▸ **Work to do**: Please quote each of the rows below word for word, in the order given.

▸ **Information supplied**:
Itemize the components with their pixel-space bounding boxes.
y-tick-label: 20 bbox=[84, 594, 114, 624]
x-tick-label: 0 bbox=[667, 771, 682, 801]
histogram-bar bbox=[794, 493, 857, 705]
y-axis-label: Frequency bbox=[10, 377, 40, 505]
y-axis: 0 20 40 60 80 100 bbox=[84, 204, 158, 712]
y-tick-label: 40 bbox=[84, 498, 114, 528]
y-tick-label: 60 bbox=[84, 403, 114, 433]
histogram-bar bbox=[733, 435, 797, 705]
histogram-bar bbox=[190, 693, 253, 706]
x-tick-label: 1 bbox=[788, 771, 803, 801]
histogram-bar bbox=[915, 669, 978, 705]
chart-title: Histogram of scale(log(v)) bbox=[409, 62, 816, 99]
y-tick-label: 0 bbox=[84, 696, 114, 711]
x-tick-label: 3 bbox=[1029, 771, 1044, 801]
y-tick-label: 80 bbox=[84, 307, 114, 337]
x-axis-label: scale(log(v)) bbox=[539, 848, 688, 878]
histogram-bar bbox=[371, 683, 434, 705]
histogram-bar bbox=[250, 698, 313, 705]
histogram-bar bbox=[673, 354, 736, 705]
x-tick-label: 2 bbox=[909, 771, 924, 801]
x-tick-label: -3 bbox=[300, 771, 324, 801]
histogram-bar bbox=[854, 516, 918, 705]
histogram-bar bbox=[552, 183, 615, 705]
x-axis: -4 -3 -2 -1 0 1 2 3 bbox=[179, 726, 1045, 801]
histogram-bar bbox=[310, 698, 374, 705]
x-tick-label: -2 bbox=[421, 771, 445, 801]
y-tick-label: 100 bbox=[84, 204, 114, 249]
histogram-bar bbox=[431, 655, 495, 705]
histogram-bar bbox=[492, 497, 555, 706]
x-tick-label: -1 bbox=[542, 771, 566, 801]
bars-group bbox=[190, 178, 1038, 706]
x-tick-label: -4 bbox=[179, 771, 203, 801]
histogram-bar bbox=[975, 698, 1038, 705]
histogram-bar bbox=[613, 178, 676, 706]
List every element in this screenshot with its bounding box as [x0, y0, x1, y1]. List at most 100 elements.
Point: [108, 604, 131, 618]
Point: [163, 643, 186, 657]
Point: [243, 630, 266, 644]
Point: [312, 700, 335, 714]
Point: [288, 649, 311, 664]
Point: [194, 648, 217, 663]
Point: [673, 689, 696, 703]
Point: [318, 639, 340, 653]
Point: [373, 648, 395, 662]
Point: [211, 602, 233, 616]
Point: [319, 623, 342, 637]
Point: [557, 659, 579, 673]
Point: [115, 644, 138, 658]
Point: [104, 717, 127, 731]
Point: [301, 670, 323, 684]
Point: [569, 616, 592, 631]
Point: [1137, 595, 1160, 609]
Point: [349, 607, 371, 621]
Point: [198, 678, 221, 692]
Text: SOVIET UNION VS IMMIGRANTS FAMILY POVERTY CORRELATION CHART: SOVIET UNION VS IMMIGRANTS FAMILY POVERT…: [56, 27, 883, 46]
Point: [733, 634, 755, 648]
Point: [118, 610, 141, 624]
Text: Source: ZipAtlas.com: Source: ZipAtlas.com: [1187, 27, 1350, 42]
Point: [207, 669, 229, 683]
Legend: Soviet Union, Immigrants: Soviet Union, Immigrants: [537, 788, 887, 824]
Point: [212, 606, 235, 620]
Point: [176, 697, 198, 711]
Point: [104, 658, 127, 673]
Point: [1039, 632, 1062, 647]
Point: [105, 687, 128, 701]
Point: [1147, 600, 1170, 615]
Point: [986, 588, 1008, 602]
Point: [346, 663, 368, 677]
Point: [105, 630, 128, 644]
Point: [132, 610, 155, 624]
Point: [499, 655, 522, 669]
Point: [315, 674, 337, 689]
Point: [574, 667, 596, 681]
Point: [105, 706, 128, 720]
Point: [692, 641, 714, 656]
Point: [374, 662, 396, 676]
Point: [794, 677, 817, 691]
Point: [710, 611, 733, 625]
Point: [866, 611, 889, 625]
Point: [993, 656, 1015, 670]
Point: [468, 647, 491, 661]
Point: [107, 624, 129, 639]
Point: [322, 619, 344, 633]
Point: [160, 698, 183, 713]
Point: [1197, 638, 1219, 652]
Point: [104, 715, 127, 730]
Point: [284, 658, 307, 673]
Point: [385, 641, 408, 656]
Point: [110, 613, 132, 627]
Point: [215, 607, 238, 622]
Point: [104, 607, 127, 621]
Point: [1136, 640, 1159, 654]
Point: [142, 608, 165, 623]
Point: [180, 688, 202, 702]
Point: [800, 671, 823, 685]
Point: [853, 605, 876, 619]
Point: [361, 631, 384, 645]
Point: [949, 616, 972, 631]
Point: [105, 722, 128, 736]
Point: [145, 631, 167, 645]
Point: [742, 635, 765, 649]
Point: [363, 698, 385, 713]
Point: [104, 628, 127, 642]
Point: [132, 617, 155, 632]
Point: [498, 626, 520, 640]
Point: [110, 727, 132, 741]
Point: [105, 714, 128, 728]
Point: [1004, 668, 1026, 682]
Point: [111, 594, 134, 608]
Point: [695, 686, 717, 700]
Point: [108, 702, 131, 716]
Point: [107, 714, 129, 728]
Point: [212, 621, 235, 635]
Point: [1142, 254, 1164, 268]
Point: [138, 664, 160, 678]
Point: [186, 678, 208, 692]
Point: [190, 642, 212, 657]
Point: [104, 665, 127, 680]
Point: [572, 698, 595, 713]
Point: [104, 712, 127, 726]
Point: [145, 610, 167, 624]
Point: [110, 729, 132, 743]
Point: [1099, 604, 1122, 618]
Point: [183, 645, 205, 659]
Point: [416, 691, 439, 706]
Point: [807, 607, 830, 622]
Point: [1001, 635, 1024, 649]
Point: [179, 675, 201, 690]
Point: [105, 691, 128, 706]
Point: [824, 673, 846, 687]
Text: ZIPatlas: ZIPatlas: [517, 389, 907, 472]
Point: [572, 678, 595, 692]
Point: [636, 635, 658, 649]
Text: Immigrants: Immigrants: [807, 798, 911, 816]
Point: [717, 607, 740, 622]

▸ **Correct answer**:
Itemize the components with their pixel-space bounding boxes.
y-tick-label: 20 bbox=[84, 594, 114, 624]
x-tick-label: 0 bbox=[667, 771, 682, 801]
histogram-bar bbox=[794, 493, 857, 705]
y-axis-label: Frequency bbox=[10, 377, 40, 505]
y-axis: 0 20 40 60 80 100 bbox=[84, 204, 158, 712]
y-tick-label: 40 bbox=[84, 498, 114, 528]
y-tick-label: 60 bbox=[84, 403, 114, 433]
histogram-bar bbox=[733, 435, 797, 705]
histogram-bar bbox=[190, 693, 253, 706]
x-tick-label: 1 bbox=[788, 771, 803, 801]
histogram-bar bbox=[915, 669, 978, 705]
chart-title: Histogram of scale(log(v)) bbox=[409, 62, 816, 99]
y-tick-label: 0 bbox=[84, 696, 114, 711]
x-tick-label: 3 bbox=[1029, 771, 1044, 801]
y-tick-label: 80 bbox=[84, 307, 114, 337]
x-axis-label: scale(log(v)) bbox=[539, 848, 688, 878]
histogram-bar bbox=[371, 683, 434, 705]
histogram-bar bbox=[250, 698, 313, 705]
histogram-bar bbox=[673, 354, 736, 705]
x-tick-label: 2 bbox=[909, 771, 924, 801]
x-tick-label: -3 bbox=[300, 771, 324, 801]
histogram-bar bbox=[854, 516, 918, 705]
histogram-bar bbox=[552, 183, 615, 705]
x-axis: -4 -3 -2 -1 0 1 2 3 bbox=[179, 726, 1045, 801]
histogram-bar bbox=[310, 698, 374, 705]
x-tick-label: -2 bbox=[421, 771, 445, 801]
y-tick-label: 100 bbox=[84, 204, 114, 249]
histogram-bar bbox=[431, 655, 495, 705]
histogram-bar bbox=[492, 497, 555, 706]
x-tick-label: -1 bbox=[542, 771, 566, 801]
bars-group bbox=[190, 178, 1038, 706]
x-tick-label: -4 bbox=[179, 771, 203, 801]
histogram-bar bbox=[975, 698, 1038, 705]
histogram-bar bbox=[613, 178, 676, 706]
List every element in this screenshot with its bounding box as [x0, y0, x1, y1]. List at most 100 elements.
Point: [108, 604, 131, 618]
Point: [163, 643, 186, 657]
Point: [243, 630, 266, 644]
Point: [312, 700, 335, 714]
Point: [288, 649, 311, 664]
Point: [194, 648, 217, 663]
Point: [673, 689, 696, 703]
Point: [318, 639, 340, 653]
Point: [373, 648, 395, 662]
Point: [211, 602, 233, 616]
Point: [319, 623, 342, 637]
Point: [557, 659, 579, 673]
Point: [115, 644, 138, 658]
Point: [104, 717, 127, 731]
Point: [301, 670, 323, 684]
Point: [569, 616, 592, 631]
Point: [1137, 595, 1160, 609]
Point: [349, 607, 371, 621]
Point: [198, 678, 221, 692]
Text: SOVIET UNION VS IMMIGRANTS FAMILY POVERTY CORRELATION CHART: SOVIET UNION VS IMMIGRANTS FAMILY POVERT…: [56, 27, 883, 46]
Point: [733, 634, 755, 648]
Point: [118, 610, 141, 624]
Text: Source: ZipAtlas.com: Source: ZipAtlas.com: [1187, 27, 1350, 42]
Point: [207, 669, 229, 683]
Legend: Soviet Union, Immigrants: Soviet Union, Immigrants: [537, 788, 887, 824]
Point: [212, 606, 235, 620]
Point: [176, 697, 198, 711]
Point: [104, 658, 127, 673]
Point: [1039, 632, 1062, 647]
Point: [105, 687, 128, 701]
Point: [1147, 600, 1170, 615]
Point: [986, 588, 1008, 602]
Point: [346, 663, 368, 677]
Point: [105, 630, 128, 644]
Point: [132, 610, 155, 624]
Point: [499, 655, 522, 669]
Point: [315, 674, 337, 689]
Point: [574, 667, 596, 681]
Point: [105, 706, 128, 720]
Point: [692, 641, 714, 656]
Point: [374, 662, 396, 676]
Point: [794, 677, 817, 691]
Point: [710, 611, 733, 625]
Point: [866, 611, 889, 625]
Point: [993, 656, 1015, 670]
Point: [468, 647, 491, 661]
Point: [107, 624, 129, 639]
Point: [322, 619, 344, 633]
Point: [160, 698, 183, 713]
Point: [1197, 638, 1219, 652]
Point: [104, 715, 127, 730]
Point: [284, 658, 307, 673]
Point: [385, 641, 408, 656]
Point: [110, 613, 132, 627]
Point: [215, 607, 238, 622]
Point: [104, 607, 127, 621]
Point: [1136, 640, 1159, 654]
Point: [142, 608, 165, 623]
Point: [180, 688, 202, 702]
Point: [800, 671, 823, 685]
Point: [853, 605, 876, 619]
Point: [361, 631, 384, 645]
Point: [949, 616, 972, 631]
Point: [105, 722, 128, 736]
Point: [145, 631, 167, 645]
Point: [742, 635, 765, 649]
Point: [363, 698, 385, 713]
Point: [104, 628, 127, 642]
Point: [132, 617, 155, 632]
Point: [498, 626, 520, 640]
Point: [110, 727, 132, 741]
Point: [105, 714, 128, 728]
Point: [1004, 668, 1026, 682]
Point: [111, 594, 134, 608]
Point: [695, 686, 717, 700]
Point: [108, 702, 131, 716]
Point: [107, 714, 129, 728]
Point: [212, 621, 235, 635]
Point: [1142, 254, 1164, 268]
Point: [138, 664, 160, 678]
Point: [186, 678, 208, 692]
Point: [190, 642, 212, 657]
Point: [104, 665, 127, 680]
Point: [572, 698, 595, 713]
Point: [104, 712, 127, 726]
Point: [145, 610, 167, 624]
Point: [110, 729, 132, 743]
Point: [1099, 604, 1122, 618]
Point: [183, 645, 205, 659]
Point: [416, 691, 439, 706]
Point: [807, 607, 830, 622]
Point: [1001, 635, 1024, 649]
Point: [179, 675, 201, 690]
Point: [105, 691, 128, 706]
Point: [824, 673, 846, 687]
Text: ZIPatlas: ZIPatlas: [517, 389, 907, 472]
Point: [572, 678, 595, 692]
Point: [636, 635, 658, 649]
Text: Immigrants: Immigrants: [807, 798, 911, 816]
Point: [717, 607, 740, 622]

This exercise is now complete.